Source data
.....

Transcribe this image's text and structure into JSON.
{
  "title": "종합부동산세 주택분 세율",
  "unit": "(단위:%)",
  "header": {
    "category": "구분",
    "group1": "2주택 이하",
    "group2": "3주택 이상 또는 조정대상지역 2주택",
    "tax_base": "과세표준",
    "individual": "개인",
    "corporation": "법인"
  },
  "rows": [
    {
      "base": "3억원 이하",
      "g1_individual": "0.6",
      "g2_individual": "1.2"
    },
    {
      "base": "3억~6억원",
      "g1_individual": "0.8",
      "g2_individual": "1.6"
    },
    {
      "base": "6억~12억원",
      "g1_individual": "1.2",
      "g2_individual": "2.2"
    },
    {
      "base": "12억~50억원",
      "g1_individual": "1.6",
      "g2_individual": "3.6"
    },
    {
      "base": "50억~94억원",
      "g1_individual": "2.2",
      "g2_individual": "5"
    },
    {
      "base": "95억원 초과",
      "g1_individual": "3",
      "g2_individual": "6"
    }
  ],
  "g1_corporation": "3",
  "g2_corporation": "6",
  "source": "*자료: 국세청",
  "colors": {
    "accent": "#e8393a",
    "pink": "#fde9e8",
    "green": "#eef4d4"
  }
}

.....

**SHORT TASK**
All of the data needs to be printed once more, exactly.

**RESPONSE TO THIS EXERCISE**
Transcribe this image's text and structure into JSON.
{
  "title": "종합부동산세 주택분 세율",
  "unit": "(단위:%)",
  "header": {
    "category": "구분",
    "group1": "2주택 이하",
    "group2": "3주택 이상 또는 조정대상지역 2주택",
    "tax_base": "과세표준",
    "individual": "개인",
    "corporation": "법인"
  },
  "rows": [
    {
      "base": "3억원 이하",
      "g1_individual": "0.6",
      "g2_individual": "1.2"
    },
    {
      "base": "3억~6억원",
      "g1_individual": "0.8",
      "g2_individual": "1.6"
    },
    {
      "base": "6억~12억원",
      "g1_individual": "1.2",
      "g2_individual": "2.2"
    },
    {
      "base": "12억~50억원",
      "g1_individual": "1.6",
      "g2_individual": "3.6"
    },
    {
      "base": "50억~94억원",
      "g1_individual": "2.2",
      "g2_individual": "5"
    },
    {
      "base": "95억원 초과",
      "g1_individual": "3",
      "g2_individual": "6"
    }
  ],
  "g1_corporation": "3",
  "g2_corporation": "6",
  "source": "*자료: 국세청",
  "colors": {
    "accent": "#e8393a",
    "pink": "#fde9e8",
    "green": "#eef4d4"
  }
}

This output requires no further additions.